> **Do this**
The data below should be printed in full, exactly, and without any of its images.

* begin *

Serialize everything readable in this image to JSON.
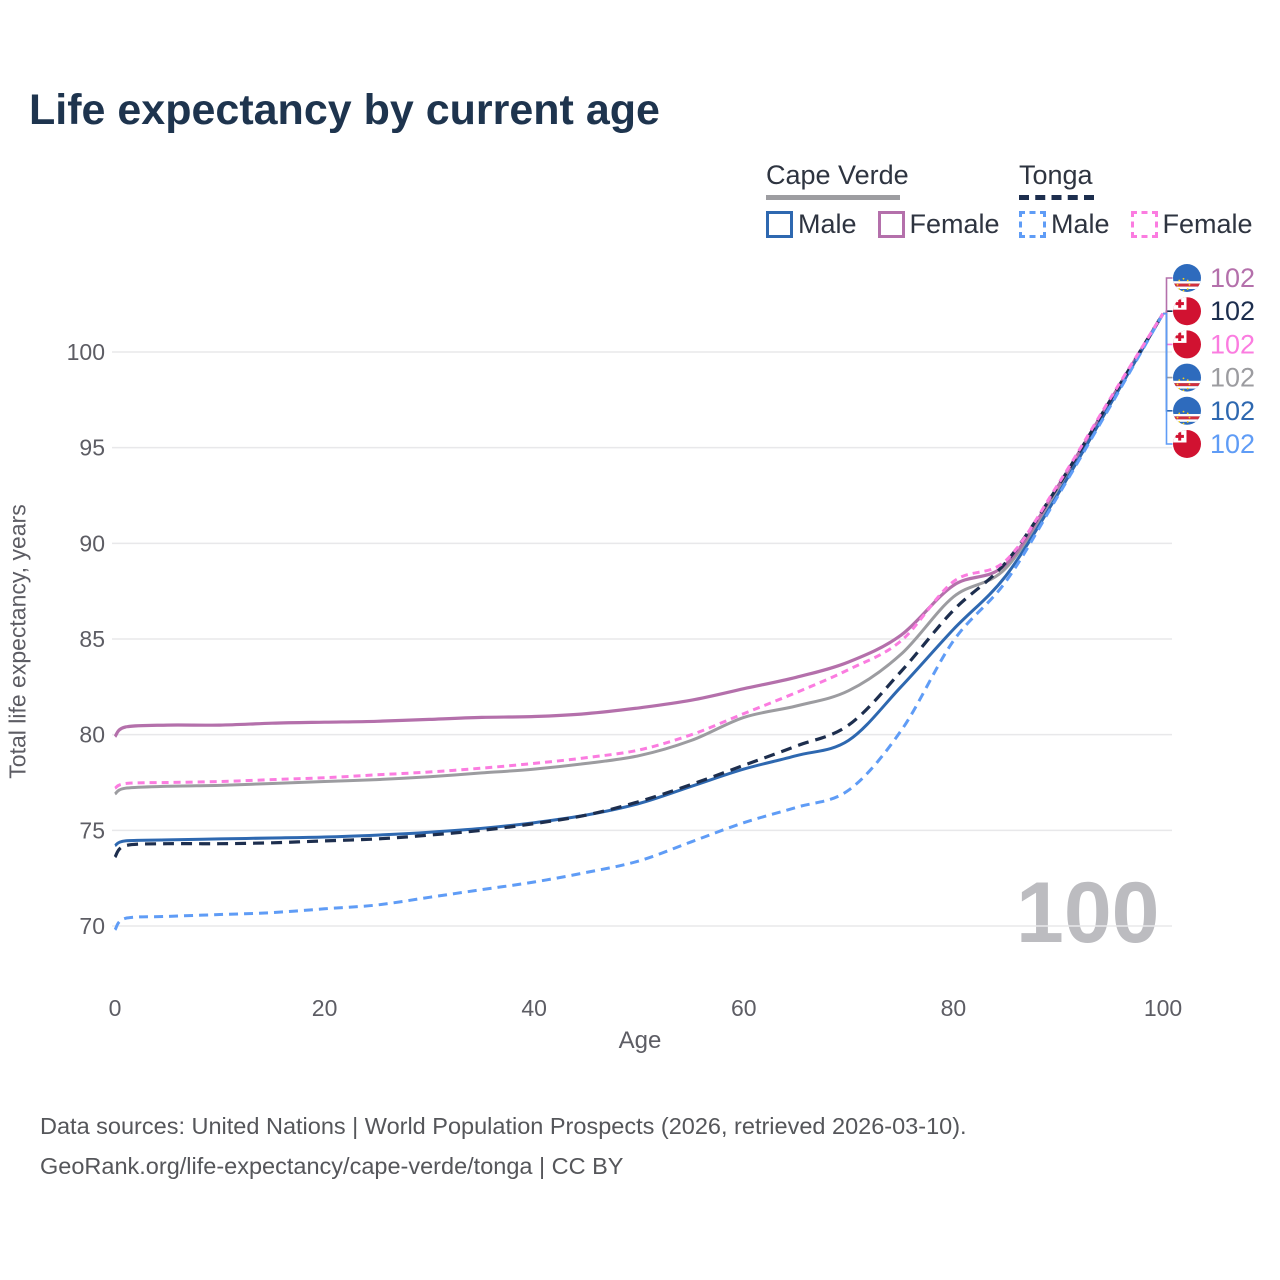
{
  "title": "Life expectancy by current age",
  "watermark": "100",
  "legend": {
    "groups": [
      {
        "name": "Cape Verde",
        "line_style": "solid",
        "underline_color": "#9d9da1",
        "items": [
          {
            "label": "Male",
            "color": "#2e68b0",
            "dashed": false
          },
          {
            "label": "Female",
            "color": "#b470ab",
            "dashed": false
          }
        ]
      },
      {
        "name": "Tonga",
        "line_style": "dashed",
        "underline_color": "#1d2e4e",
        "items": [
          {
            "label": "Male",
            "color": "#5f9cf6",
            "dashed": true
          },
          {
            "label": "Female",
            "color": "#fb7ce0",
            "dashed": true
          }
        ]
      }
    ]
  },
  "sources": [
    "Data sources: United Nations | World Population Prospects (2026, retrieved 2026-03-10).",
    "GeoRank.org/life-expectancy/cape-verde/tonga | CC BY"
  ],
  "chart_data": {
    "type": "line",
    "title": "Life expectancy by current age",
    "xlabel": "Age",
    "ylabel": "Total life expectancy, years",
    "x_ticks": [
      0,
      20,
      40,
      60,
      80,
      100
    ],
    "y_ticks": [
      70,
      75,
      80,
      85,
      90,
      95,
      100
    ],
    "xlim": [
      0,
      100
    ],
    "ylim": [
      68,
      103
    ],
    "grid": "horizontal",
    "legend_position": "top-right",
    "x": [
      0,
      1,
      5,
      10,
      15,
      20,
      25,
      30,
      35,
      40,
      45,
      50,
      55,
      60,
      65,
      70,
      75,
      80,
      85,
      90,
      95,
      100
    ],
    "series": [
      {
        "name": "Cape Verde",
        "country": "Cape Verde",
        "sex": "both",
        "color": "#9c9ca0",
        "dash": null,
        "width": 3,
        "flag": "cape-verde",
        "end_label": "102",
        "end_rank": 3,
        "values": [
          76.9,
          77.2,
          77.3,
          77.35,
          77.45,
          77.55,
          77.65,
          77.8,
          78.0,
          78.2,
          78.5,
          78.9,
          79.7,
          80.9,
          81.5,
          82.3,
          84.2,
          87.2,
          88.7,
          92.9,
          97.4,
          102
        ]
      },
      {
        "name": "Cape Verde Female",
        "country": "Cape Verde",
        "sex": "female",
        "color": "#b470ab",
        "dash": null,
        "width": 3.2,
        "flag": "cape-verde",
        "end_label": "102",
        "end_rank": 0,
        "values": [
          79.9,
          80.4,
          80.5,
          80.5,
          80.6,
          80.65,
          80.7,
          80.8,
          80.9,
          80.95,
          81.1,
          81.4,
          81.8,
          82.4,
          83.0,
          83.8,
          85.2,
          87.8,
          88.9,
          93.0,
          97.5,
          102
        ]
      },
      {
        "name": "Cape Verde Male",
        "country": "Cape Verde",
        "sex": "male",
        "color": "#2e68b0",
        "dash": null,
        "width": 3,
        "flag": "cape-verde",
        "end_label": "102",
        "end_rank": 4,
        "values": [
          74.2,
          74.45,
          74.5,
          74.55,
          74.6,
          74.65,
          74.75,
          74.9,
          75.1,
          75.4,
          75.8,
          76.4,
          77.3,
          78.2,
          78.9,
          79.7,
          82.5,
          85.5,
          88.3,
          92.6,
          97.3,
          102
        ]
      },
      {
        "name": "Tonga",
        "country": "Tonga",
        "sex": "both",
        "color": "#1d2e4e",
        "dash": "11,7",
        "width": 3.2,
        "flag": "tonga",
        "end_label": "102",
        "end_rank": 1,
        "values": [
          73.6,
          74.2,
          74.3,
          74.3,
          74.35,
          74.45,
          74.55,
          74.75,
          75.0,
          75.35,
          75.8,
          76.5,
          77.4,
          78.4,
          79.4,
          80.5,
          83.3,
          86.5,
          89.0,
          93.0,
          97.5,
          102
        ]
      },
      {
        "name": "Tonga Male",
        "country": "Tonga",
        "sex": "male",
        "color": "#5f9cf6",
        "dash": "9,6",
        "width": 3,
        "flag": "tonga",
        "end_label": "102",
        "end_rank": 5,
        "values": [
          69.8,
          70.4,
          70.5,
          70.6,
          70.7,
          70.9,
          71.1,
          71.5,
          71.9,
          72.3,
          72.8,
          73.4,
          74.4,
          75.4,
          76.2,
          77.1,
          80.2,
          84.9,
          88.0,
          92.5,
          97.2,
          102
        ]
      },
      {
        "name": "Tonga Female",
        "country": "Tonga",
        "sex": "female",
        "color": "#fb7ce0",
        "dash": "7,5",
        "width": 3,
        "flag": "tonga",
        "end_label": "102",
        "end_rank": 2,
        "values": [
          77.2,
          77.45,
          77.5,
          77.55,
          77.65,
          77.75,
          77.9,
          78.05,
          78.25,
          78.5,
          78.8,
          79.2,
          80.0,
          81.1,
          82.2,
          83.4,
          84.9,
          88.0,
          89.1,
          93.1,
          97.6,
          102
        ]
      }
    ]
  }
}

* end *

> **Result for this exercise**
Serialize everything readable in this image to JSON.
{
  "title": "Life expectancy by current age",
  "watermark": "100",
  "legend": {
    "groups": [
      {
        "name": "Cape Verde",
        "line_style": "solid",
        "underline_color": "#9d9da1",
        "items": [
          {
            "label": "Male",
            "color": "#2e68b0",
            "dashed": false
          },
          {
            "label": "Female",
            "color": "#b470ab",
            "dashed": false
          }
        ]
      },
      {
        "name": "Tonga",
        "line_style": "dashed",
        "underline_color": "#1d2e4e",
        "items": [
          {
            "label": "Male",
            "color": "#5f9cf6",
            "dashed": true
          },
          {
            "label": "Female",
            "color": "#fb7ce0",
            "dashed": true
          }
        ]
      }
    ]
  },
  "sources": [
    "Data sources: United Nations | World Population Prospects (2026, retrieved 2026-03-10).",
    "GeoRank.org/life-expectancy/cape-verde/tonga | CC BY"
  ],
  "chart_data": {
    "type": "line",
    "title": "Life expectancy by current age",
    "xlabel": "Age",
    "ylabel": "Total life expectancy, years",
    "x_ticks": [
      0,
      20,
      40,
      60,
      80,
      100
    ],
    "y_ticks": [
      70,
      75,
      80,
      85,
      90,
      95,
      100
    ],
    "xlim": [
      0,
      100
    ],
    "ylim": [
      68,
      103
    ],
    "grid": "horizontal",
    "legend_position": "top-right",
    "x": [
      0,
      1,
      5,
      10,
      15,
      20,
      25,
      30,
      35,
      40,
      45,
      50,
      55,
      60,
      65,
      70,
      75,
      80,
      85,
      90,
      95,
      100
    ],
    "series": [
      {
        "name": "Cape Verde",
        "country": "Cape Verde",
        "sex": "both",
        "color": "#9c9ca0",
        "dash": null,
        "width": 3,
        "flag": "cape-verde",
        "end_label": "102",
        "end_rank": 3,
        "values": [
          76.9,
          77.2,
          77.3,
          77.35,
          77.45,
          77.55,
          77.65,
          77.8,
          78.0,
          78.2,
          78.5,
          78.9,
          79.7,
          80.9,
          81.5,
          82.3,
          84.2,
          87.2,
          88.7,
          92.9,
          97.4,
          102
        ]
      },
      {
        "name": "Cape Verde Female",
        "country": "Cape Verde",
        "sex": "female",
        "color": "#b470ab",
        "dash": null,
        "width": 3.2,
        "flag": "cape-verde",
        "end_label": "102",
        "end_rank": 0,
        "values": [
          79.9,
          80.4,
          80.5,
          80.5,
          80.6,
          80.65,
          80.7,
          80.8,
          80.9,
          80.95,
          81.1,
          81.4,
          81.8,
          82.4,
          83.0,
          83.8,
          85.2,
          87.8,
          88.9,
          93.0,
          97.5,
          102
        ]
      },
      {
        "name": "Cape Verde Male",
        "country": "Cape Verde",
        "sex": "male",
        "color": "#2e68b0",
        "dash": null,
        "width": 3,
        "flag": "cape-verde",
        "end_label": "102",
        "end_rank": 4,
        "values": [
          74.2,
          74.45,
          74.5,
          74.55,
          74.6,
          74.65,
          74.75,
          74.9,
          75.1,
          75.4,
          75.8,
          76.4,
          77.3,
          78.2,
          78.9,
          79.7,
          82.5,
          85.5,
          88.3,
          92.6,
          97.3,
          102
        ]
      },
      {
        "name": "Tonga",
        "country": "Tonga",
        "sex": "both",
        "color": "#1d2e4e",
        "dash": "11,7",
        "width": 3.2,
        "flag": "tonga",
        "end_label": "102",
        "end_rank": 1,
        "values": [
          73.6,
          74.2,
          74.3,
          74.3,
          74.35,
          74.45,
          74.55,
          74.75,
          75.0,
          75.35,
          75.8,
          76.5,
          77.4,
          78.4,
          79.4,
          80.5,
          83.3,
          86.5,
          89.0,
          93.0,
          97.5,
          102
        ]
      },
      {
        "name": "Tonga Male",
        "country": "Tonga",
        "sex": "male",
        "color": "#5f9cf6",
        "dash": "9,6",
        "width": 3,
        "flag": "tonga",
        "end_label": "102",
        "end_rank": 5,
        "values": [
          69.8,
          70.4,
          70.5,
          70.6,
          70.7,
          70.9,
          71.1,
          71.5,
          71.9,
          72.3,
          72.8,
          73.4,
          74.4,
          75.4,
          76.2,
          77.1,
          80.2,
          84.9,
          88.0,
          92.5,
          97.2,
          102
        ]
      },
      {
        "name": "Tonga Female",
        "country": "Tonga",
        "sex": "female",
        "color": "#fb7ce0",
        "dash": "7,5",
        "width": 3,
        "flag": "tonga",
        "end_label": "102",
        "end_rank": 2,
        "values": [
          77.2,
          77.45,
          77.5,
          77.55,
          77.65,
          77.75,
          77.9,
          78.05,
          78.25,
          78.5,
          78.8,
          79.2,
          80.0,
          81.1,
          82.2,
          83.4,
          84.9,
          88.0,
          89.1,
          93.1,
          97.6,
          102
        ]
      }
    ]
  }
}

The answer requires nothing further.